GIVEN EXERCISE: Collect every line of the records below that contains the word "воздействию".
--- start of GIVEN DATA ---
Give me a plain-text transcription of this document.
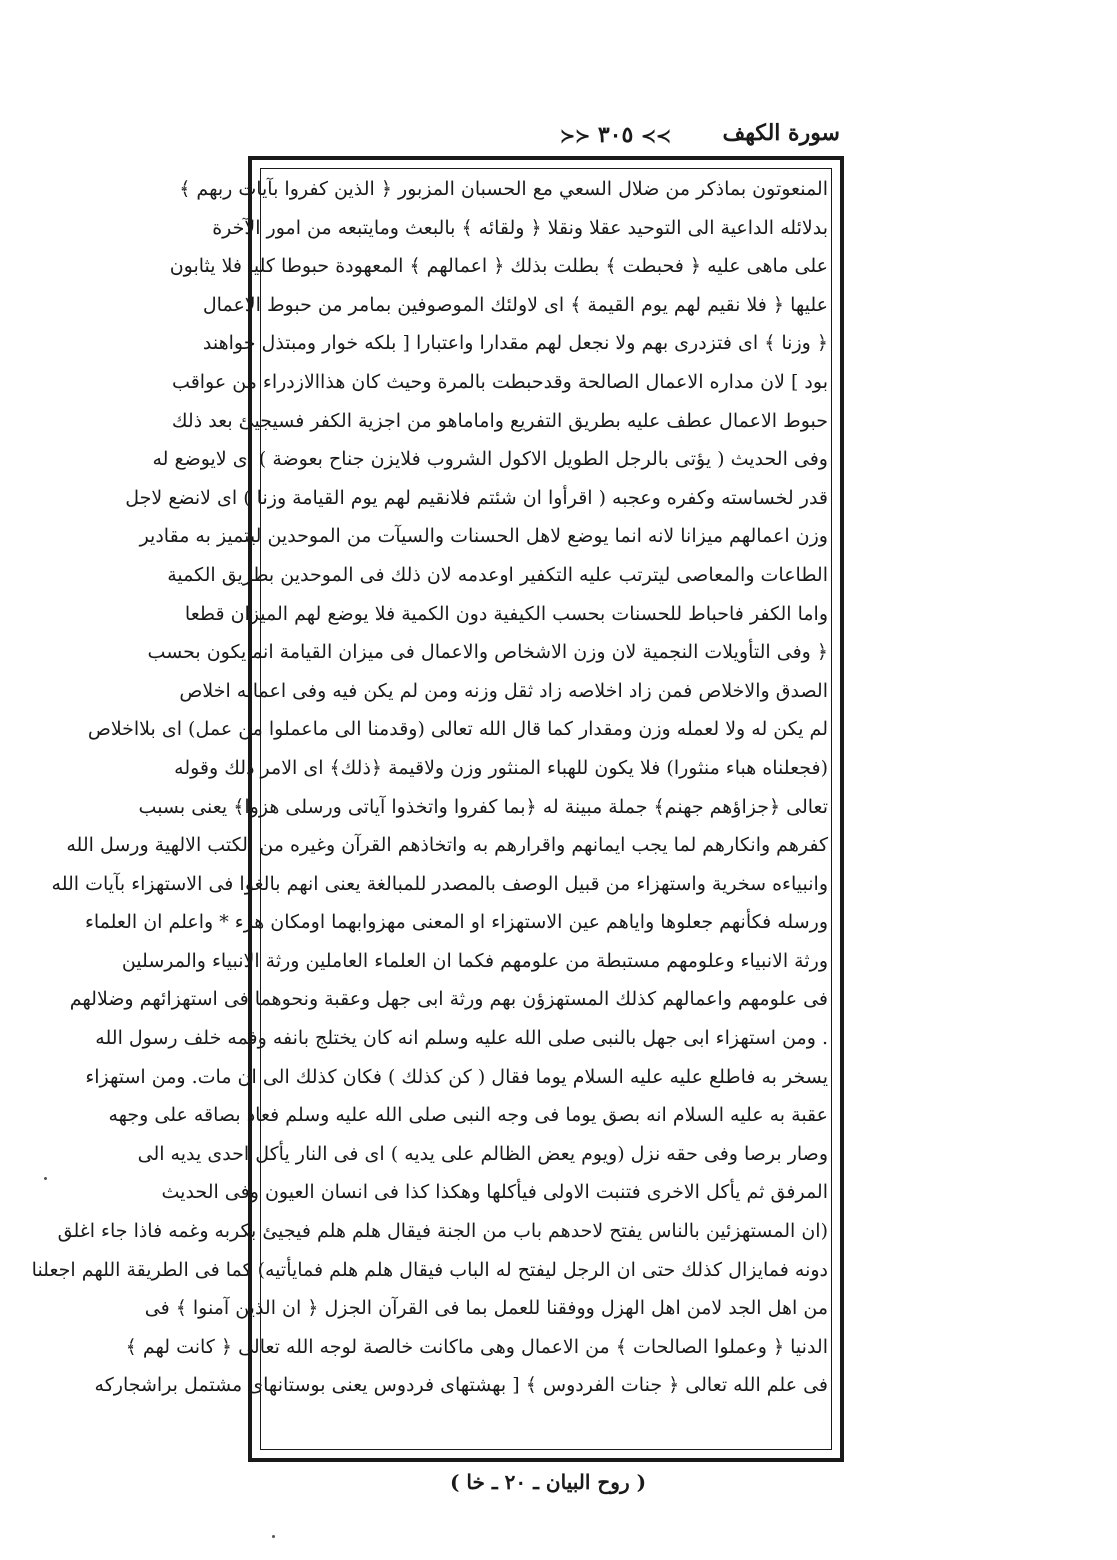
سورة الكهف
≻≻ ٣٠٥ ≺≺
المنعوتون بماذكر من ضلال السعي مع الحسبان المزبور ﴿ الذين كفروا بآيات ربهم ﴾
بدلائله الداعية الى التوحيد عقلا ونقلا ﴿ ولقائه ﴾ بالبعث ومايتبعه من امور الآخرة
على ماهى عليه ﴿ فحبطت ﴾ بطلت بذلك ﴿ اعمالهم ﴾ المعهودة حبوطا كليا فلا يثابون
عليها ﴿ فلا نقيم لهم يوم القيمة ﴾ اى لاولئك الموصوفين بمامر من حبوط الاعمال
﴿ وزنا ﴾ اى فتزدرى بهم ولا نجعل لهم مقدارا واعتبارا [ بلكه خوار ومبتذل خواهند
بود ] لان مداره الاعمال الصالحة وقدحبطت بالمرة وحيث كان هذاالازدراء من عواقب
حبوط الاعمال عطف عليه بطريق التفريع واماماهو من اجزية الكفر فسيجيئ بعد ذلك
وفى الحديث ( يؤتى بالرجل الطويل الاكول الشروب فلايزن جناح بعوضة ) اى لايوضع له
قدر لخساسته وكفره وعجبه ( اقرأوا ان شئتم فلانقيم لهم يوم القيامة وزنا ) اى لانضع لاجل
وزن اعمالهم ميزانا لانه انما يوضع لاهل الحسنات والسيآت من الموحدين ليتميز به مقادير
الطاعات والمعاصى ليترتب عليه التكفير اوعدمه لان ذلك فى الموحدين بطريق الكمية
واما الكفر فاحباط للحسنات بحسب الكيفية دون الكمية فلا يوضع لهم الميزان قطعا
﴿ وفى التأويلات النجمية لان وزن الاشخاص والاعمال فى ميزان القيامة انمايكون بحسب
الصدق والاخلاص فمن زاد اخلاصه زاد ثقل وزنه ومن لم يكن فيه وفى اعماله اخلاص
لم يكن له ولا لعمله وزن ومقدار كما قال الله تعالى (وقدمنا الى ماعملوا من عمل) اى بلااخلاص
(فجعلناه هباء منثورا) فلا يكون للهباء المنثور وزن ولاقيمة ﴿ذلك﴾ اى الامر ذلك وقوله
تعالى ﴿جزاؤهم جهنم﴾ جملة مبينة له ﴿بما كفروا واتخذوا آياتى ورسلى هزوا﴾ يعنى بسبب
كفرهم وانكارهم لما يجب ايمانهم واقرارهم به واتخاذهم القرآن وغيره من الكتب الالهية ورسل الله
وانبياءه سخرية واستهزاء من قبيل الوصف بالمصدر للمبالغة يعنى انهم بالغوا فى الاستهزاء بآيات الله
ورسله فكأنهم جعلوها واياهم عين الاستهزاء او المعنى مهزوابهما اومكان هزء * واعلم ان العلماء
ورثة الانبياء وعلومهم مستبطة من علومهم فكما ان العلماء العاملين ورثة الانبياء والمرسلين
فى علومهم واعمالهم كذلك المستهزؤن بهم ورثة ابى جهل وعقبة ونحوهما فى استهزائهم وضلالهم
. ومن استهزاء ابى جهل بالنبى صلى الله عليه وسلم انه كان يختلج بانفه وفمه خلف رسول الله
يسخر به فاطلع عليه عليه السلام يوما فقال ( كن كذلك ) فكان كذلك الى ان مات. ومن استهزاء
عقبة به عليه السلام انه بصق يوما فى وجه النبى صلى الله عليه وسلم فعاد بصاقه على وجهه
وصار برصا وفى حقه نزل (ويوم يعض الظالم على يديه ) اى فى النار يأكل احدى يديه الى
المرفق ثم يأكل الاخرى فتنبت الاولى فيأكلها وهكذا كذا فى انسان العيون وفى الحديث
(ان المستهزئين بالناس يفتح لاحدهم باب من الجنة فيقال هلم هلم فيجيئ بكربه وغمه فاذا جاء اغلق
دونه فمايزال كذلك حتى ان الرجل ليفتح له الباب فيقال هلم هلم فمايأتيه) كما فى الطريقة اللهم اجعلنا
من اهل الجد لامن اهل الهزل ووفقنا للعمل بما فى القرآن الجزل ﴿ ان الذين آمنوا ﴾ فى
الدنيا ﴿ وعملوا الصالحات ﴾ من الاعمال وهى ماكانت خالصة لوجه الله تعالى ﴿ كانت لهم ﴾
فى علم الله تعالى ﴿ جنات الفردوس ﴾ [ بهشتهاى فردوس يعنى بوستانهاى مشتمل براشجاركه
( روح البيان ـ ٢٠ ـ خا )
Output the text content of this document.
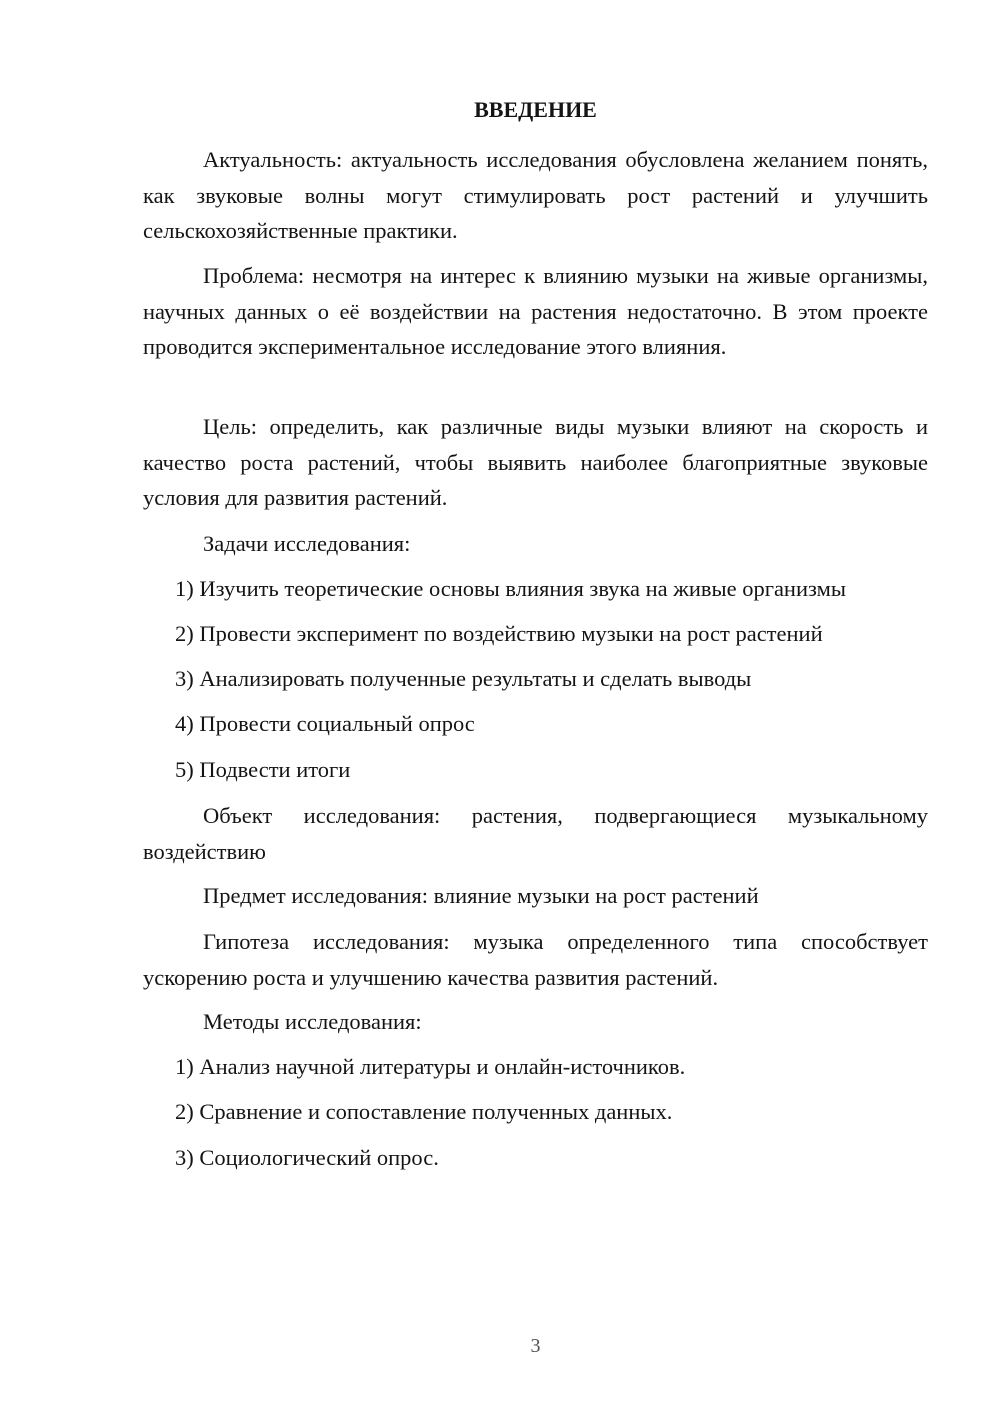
ВВЕДЕНИЕ

Актуальность: актуальность исследования обусловлена желанием понять, как звуковые волны могут стимулировать рост растений и улучшить сельскохозяйственные практики.

Проблема: несмотря на интерес к влиянию музыки на живые организмы, научных данных о её воздействии на растения недостаточно. В этом проекте проводится экспериментальное исследование этого влияния.

Цель: определить, как различные виды музыки влияют на скорость и качество роста растений, чтобы выявить наиболее благоприятные звуковые условия для развития растений.

Задачи исследования:

1) Изучить теоретические основы влияния звука на живые организмы

2) Провести эксперимент по воздействию музыки на рост растений

3) Анализировать полученные результаты и сделать выводы

4) Провести социальный опрос

5) Подвести итоги

Объект исследования: растения, подвергающиеся музыкальному воздействию

Предмет исследования: влияние музыки на рост растений

Гипотеза исследования: музыка определенного типа способствует ускорению роста и улучшению качества развития растений.

Методы исследования:

1) Анализ научной литературы и онлайн-источников.

2) Сравнение и сопоставление полученных данных.

3) Социологический опрос.

3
--- end of GIVEN DATA ---
FULL SOLUTION:
2) Провести эксперимент по воздействию музыки на рост растений
Объект исследования: растения, подвергающиеся музыкальному воздействию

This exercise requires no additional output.